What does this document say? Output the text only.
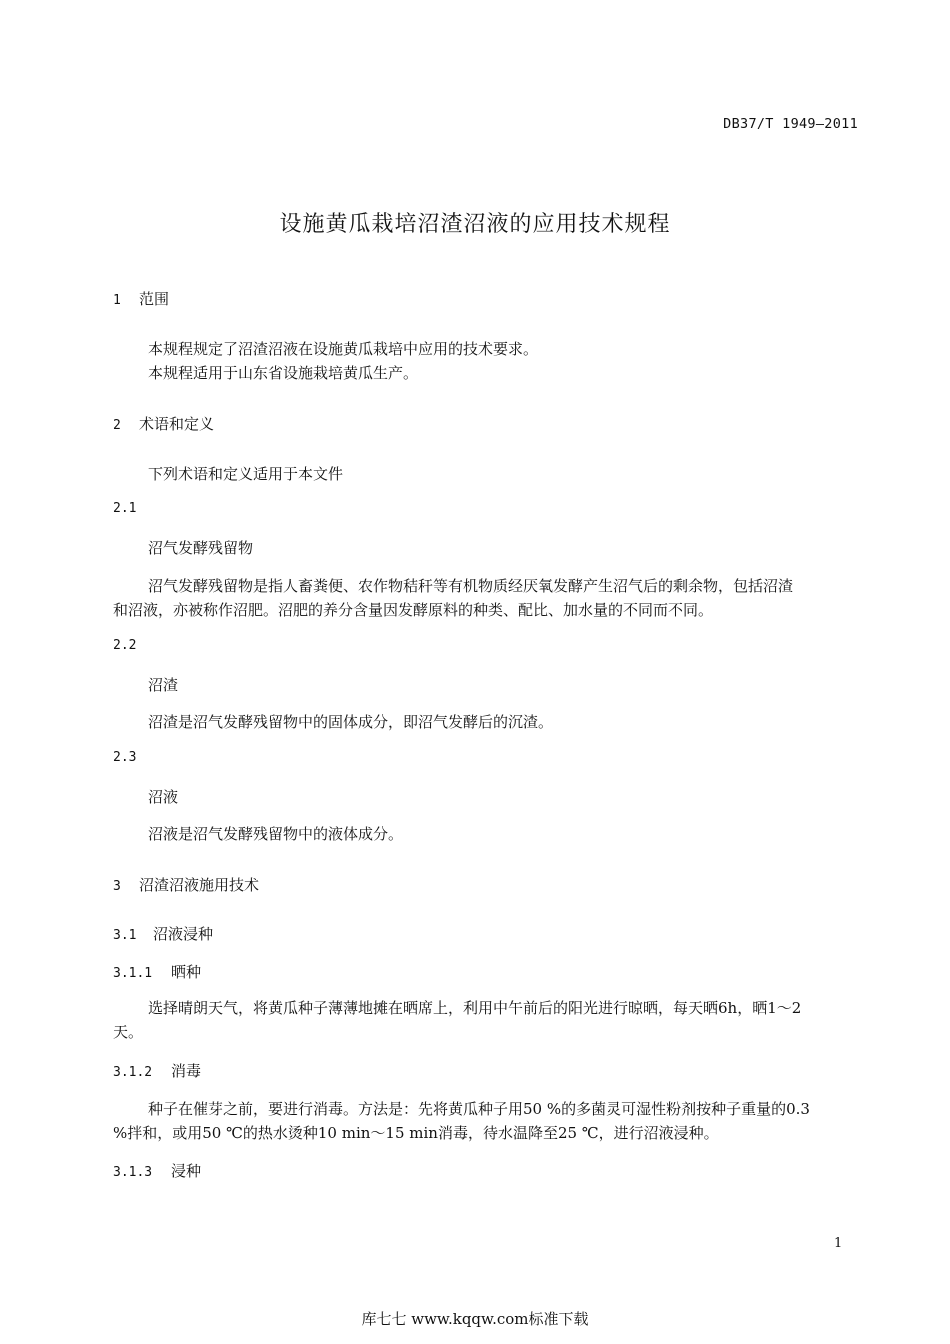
DB37/T 1949—2011
设施黄瓜栽培沼渣沼液的应用技术规程
1 范围
本规程规定了沼渣沼液在设施黄瓜栽培中应用的技术要求。
本规程适用于山东省设施栽培黄瓜生产。
2 术语和定义
下列术语和定义适用于本文件
2.1
沼气发酵残留物
沼气发酵残留物是指人畜粪便、农作物秸秆等有机物质经厌氧发酵产生沼气后的剩余物，包括沼渣
和沼液，亦被称作沼肥。沼肥的养分含量因发酵原料的种类、配比、加水量的不同而不同。
2.2
沼渣
沼渣是沼气发酵残留物中的固体成分，即沼气发酵后的沉渣。
2.3
沼液
沼液是沼气发酵残留物中的液体成分。
3 沼渣沼液施用技术
3.1 沼液浸种
3.1.1 晒种
选择晴朗天气，将黄瓜种子薄薄地摊在晒席上，利用中午前后的阳光进行晾晒，每天晒6h，晒1～2
天。
3.1.2 消毒
种子在催芽之前，要进行消毒。方法是：先将黄瓜种子用50 %的多菌灵可湿性粉剂按种子重量的0.3
%拌和，或用50 ℃的热水烫种10 min～15 min消毒，待水温降至25 ℃，进行沼液浸种。
3.1.3 浸种
1
库七七 www.kqqw.com标准下载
# # #
▶ Task description: Leave out the pictures, and give all the records again exactly.

▶ Final result:
What does this document say? Output the text only.
DB37/T 1949—2011
设施黄瓜栽培沼渣沼液的应用技术规程
1 范围
本规程规定了沼渣沼液在设施黄瓜栽培中应用的技术要求。
本规程适用于山东省设施栽培黄瓜生产。
2 术语和定义
下列术语和定义适用于本文件
2.1
沼气发酵残留物
沼气发酵残留物是指人畜粪便、农作物秸秆等有机物质经厌氧发酵产生沼气后的剩余物，包括沼渣
和沼液，亦被称作沼肥。沼肥的养分含量因发酵原料的种类、配比、加水量的不同而不同。
2.2
沼渣
沼渣是沼气发酵残留物中的固体成分，即沼气发酵后的沉渣。
2.3
沼液
沼液是沼气发酵残留物中的液体成分。
3 沼渣沼液施用技术
3.1 沼液浸种
3.1.1 晒种
选择晴朗天气，将黄瓜种子薄薄地摊在晒席上，利用中午前后的阳光进行晾晒，每天晒6h，晒1～2
天。
3.1.2 消毒
种子在催芽之前，要进行消毒。方法是：先将黄瓜种子用50 %的多菌灵可湿性粉剂按种子重量的0.3
%拌和，或用50 ℃的热水烫种10 min～15 min消毒，待水温降至25 ℃，进行沼液浸种。
3.1.3 浸种
1
库七七 www.kqqw.com标准下载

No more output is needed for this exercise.